Short problem
Check each line below for the word "this", and copy those that have it.
Start of Material provided
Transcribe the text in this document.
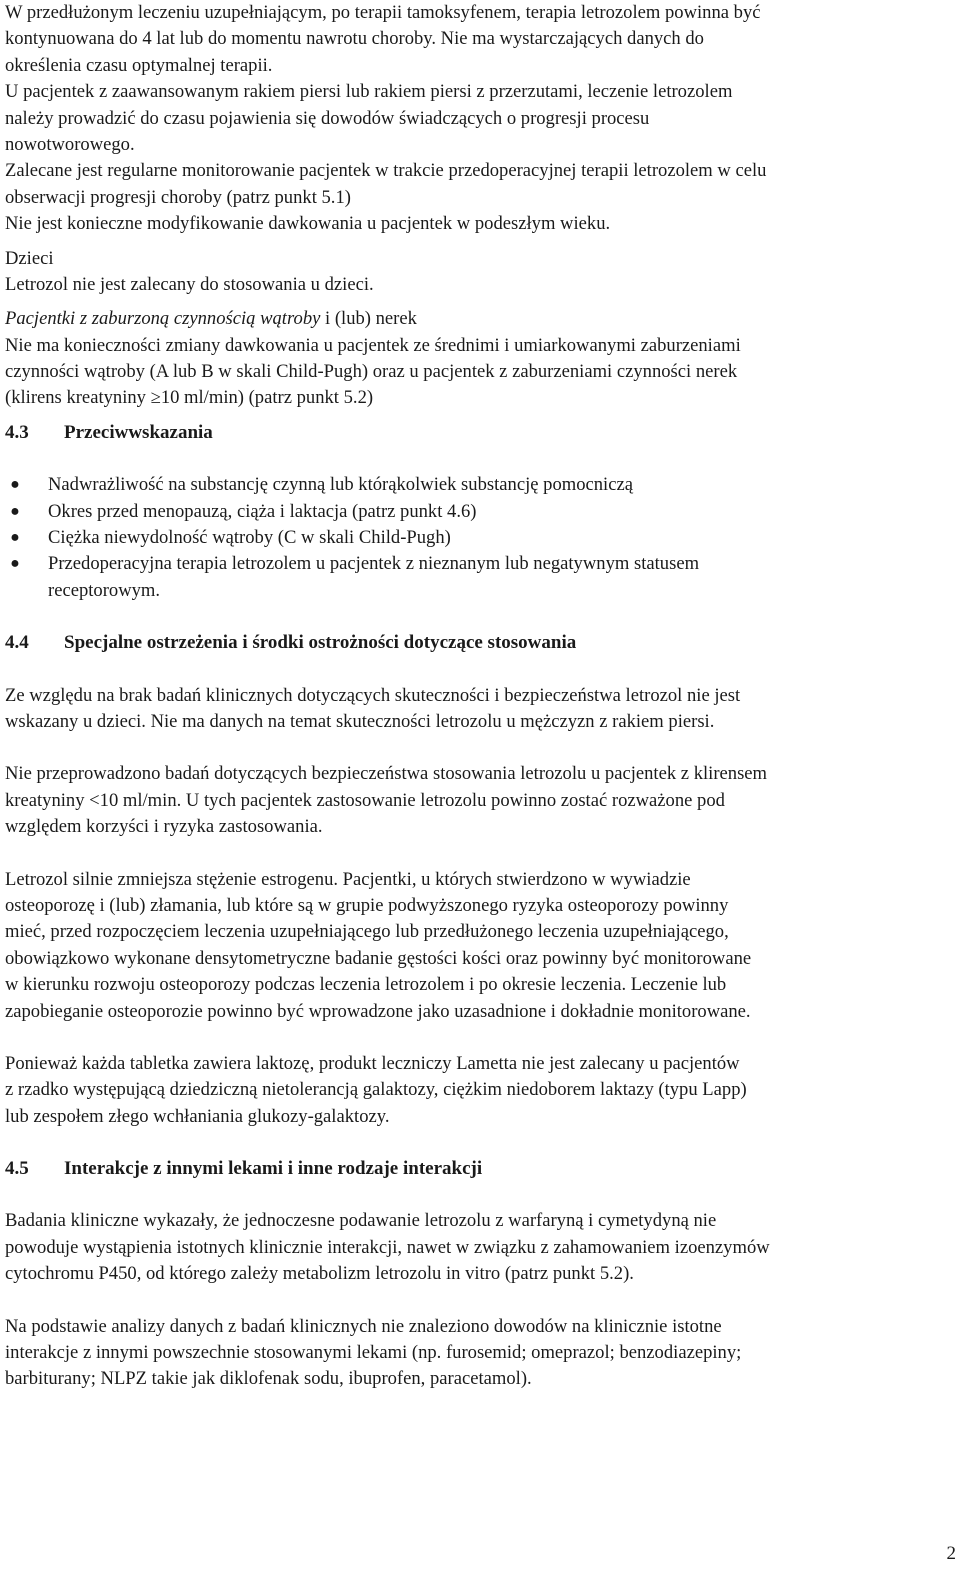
W przedłużonym leczeniu uzupełniającym, po terapii tamoksyfenem, terapia letrozolem powinna być
kontynuowana do 4 lat lub do momentu nawrotu choroby. Nie ma wystarczających danych do
określenia czasu optymalnej terapii.
U pacjentek z zaawansowanym rakiem piersi lub rakiem piersi z przerzutami, leczenie letrozolem
należy prowadzić do czasu pojawienia się dowodów świadczących o progresji procesu
nowotworowego.
Zalecane jest regularne monitorowanie pacjentek w trakcie przedoperacyjnej terapii letrozolem w celu
obserwacji progresji choroby (patrz punkt 5.1)
Nie jest konieczne modyfikowanie dawkowania u pacjentek w podeszłym wieku.
Dzieci
Letrozol nie jest zalecany do stosowania u dzieci.
Pacjentki z zaburzoną czynnością wątroby i (lub) nerek
Nie ma konieczności zmiany dawkowania u pacjentek ze średnimi i umiarkowanymi zaburzeniami
czynności wątroby (A lub B w skali Child-Pugh) oraz u pacjentek z zaburzeniami czynności nerek
(klirens kreatyniny ≥10 ml/min) (patrz punkt 5.2)
4.3	Przeciwwskazania
● Nadwrażliwość na substancję czynną lub którąkolwiek substancję pomocniczą
● Okres przed menopauzą, ciąża i laktacja (patrz punkt 4.6)
● Ciężka niewydolność wątroby (C w skali Child-Pugh)
● Przedoperacyjna terapia letrozolem u pacjentek z nieznanym lub negatywnym statusem
receptorowym.
4.4	Specjalne ostrzeżenia i środki ostrożności dotyczące stosowania
Ze względu na brak badań klinicznych dotyczących skuteczności i bezpieczeństwa letrozol nie jest
wskazany u dzieci. Nie ma danych na temat skuteczności letrozolu u mężczyzn z rakiem piersi.
Nie przeprowadzono badań dotyczących bezpieczeństwa stosowania letrozolu u pacjentek z klirensem
kreatyniny <10 ml/min. U tych pacjentek zastosowanie letrozolu powinno zostać rozważone pod
względem korzyści i ryzyka zastosowania.
Letrozol silnie zmniejsza stężenie estrogenu. Pacjentki, u których stwierdzono w wywiadzie
osteoporozę i (lub) złamania, lub które są w grupie podwyższonego ryzyka osteoporozy powinny
mieć, przed rozpoczęciem leczenia uzupełniającego lub przedłużonego leczenia uzupełniającego,
obowiązkowo wykonane densytometryczne badanie gęstości kości oraz powinny być monitorowane
w kierunku rozwoju osteoporozy podczas leczenia letrozolem i po okresie leczenia. Leczenie lub
zapobieganie osteoporozie powinno być wprowadzone jako uzasadnione i dokładnie monitorowane.
Ponieważ każda tabletka zawiera laktozę, produkt leczniczy Lametta nie jest zalecany u pacjentów
z rzadko występującą dziedziczną nietolerancją galaktozy, ciężkim niedoborem laktazy (typu Lapp)
lub zespołem złego wchłaniania glukozy-galaktozy.
4.5	Interakcje z innymi lekami i inne rodzaje interakcji
Badania kliniczne wykazały, że jednoczesne podawanie letrozolu z warfaryną i cymetydyną nie
powoduje wystąpienia istotnych klinicznie interakcji, nawet w związku z zahamowaniem izoenzymów
cytochromu P450, od którego zależy metabolizm letrozolu in vitro (patrz punkt 5.2).
Na podstawie analizy danych z badań klinicznych nie znaleziono dowodów na klinicznie istotne
interakcje z innymi powszechnie stosowanymi lekami (np. furosemid; omeprazol; benzodiazepiny;
barbiturany; NLPZ takie jak diklofenak sodu, ibuprofen, paracetamol).
2
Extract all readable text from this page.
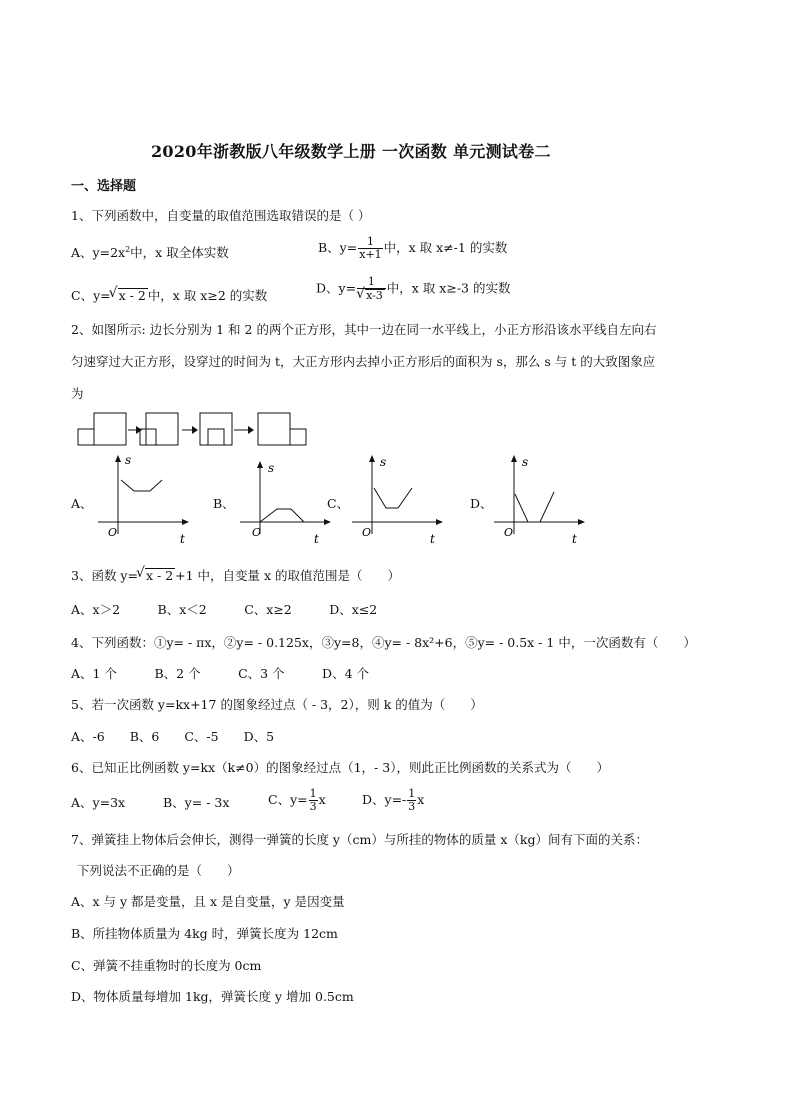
2020年浙教版八年级数学上册 一次函数 单元测试卷二
一、选择题
1、下列函数中，自变量的取值范围选取错误的是（ ）
A、$y=2x^2$中，x 取全体实数	B、$y= \frac{1}{x+1}$ 中，x 取 x≠-1 的实数
C、y= √ x - 2 中，x 取 x≥2 的实数	D、y= 1
√ x-3 中，x 取 x≥-3 的实数
2、如图所示: 边长分别为 1 和 2 的两个正方形，其中一边在同一水平线上，小正方形沿该水平线自左向右
匀速穿过大正方形，设穿过的时间为 t，大正方形内去掉小正方形后的面积为 s，那么 s 与 t 的大致图象应
为
A、
s
t
O
B、
s
t
O
C、
s
t
O
D、
s
t
O
3、函数 y= √ x - 2 +1 中，自变量 x 的取值范围是（　　）
A、x＞2　　　B、x＜2　　　C、x≥2　　　D、x≤2
4、下列函数：①y= - πx，②y= - 0.125x，③y=8，④y= - 8x²+6，⑤y= - 0.5x - 1 中，一次函数有（　　）
A、1 个　　　B、2 个　　　C、3 个　　　D、4 个
5、若一次函数 y=kx+17 的图象经过点（ - 3，2），则 k 的值为（　　）
A、-6　　B、6　　C、-5　　D、5
6、已知正比例函数 y=kx（k≠0）的图象经过点（1，- 3），则此正比例函数的关系式为（　　）
A、y=3x	B、y= - 3x	C、$y= \frac{1}{3}$ x	D、$y=- \frac{1}{3}$ x
7、弹簧挂上物体后会伸长，测得一弹簧的长度 y（cm）与所挂的物体的质量 x（kg）间有下面的关系：
下列说法不正确的是（　　）
A、x 与 y 都是变量，且 x 是自变量，y 是因变量
B、所挂物体质量为 4kg 时，弹簧长度为 12cm
C、弹簧不挂重物时的长度为 0cm
D、物体质量每增加 1kg，弹簧长度 y 增加 0.5cm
End of Material provided
Written solution
Transcribe the text in this document.
Extract all readable text from this page.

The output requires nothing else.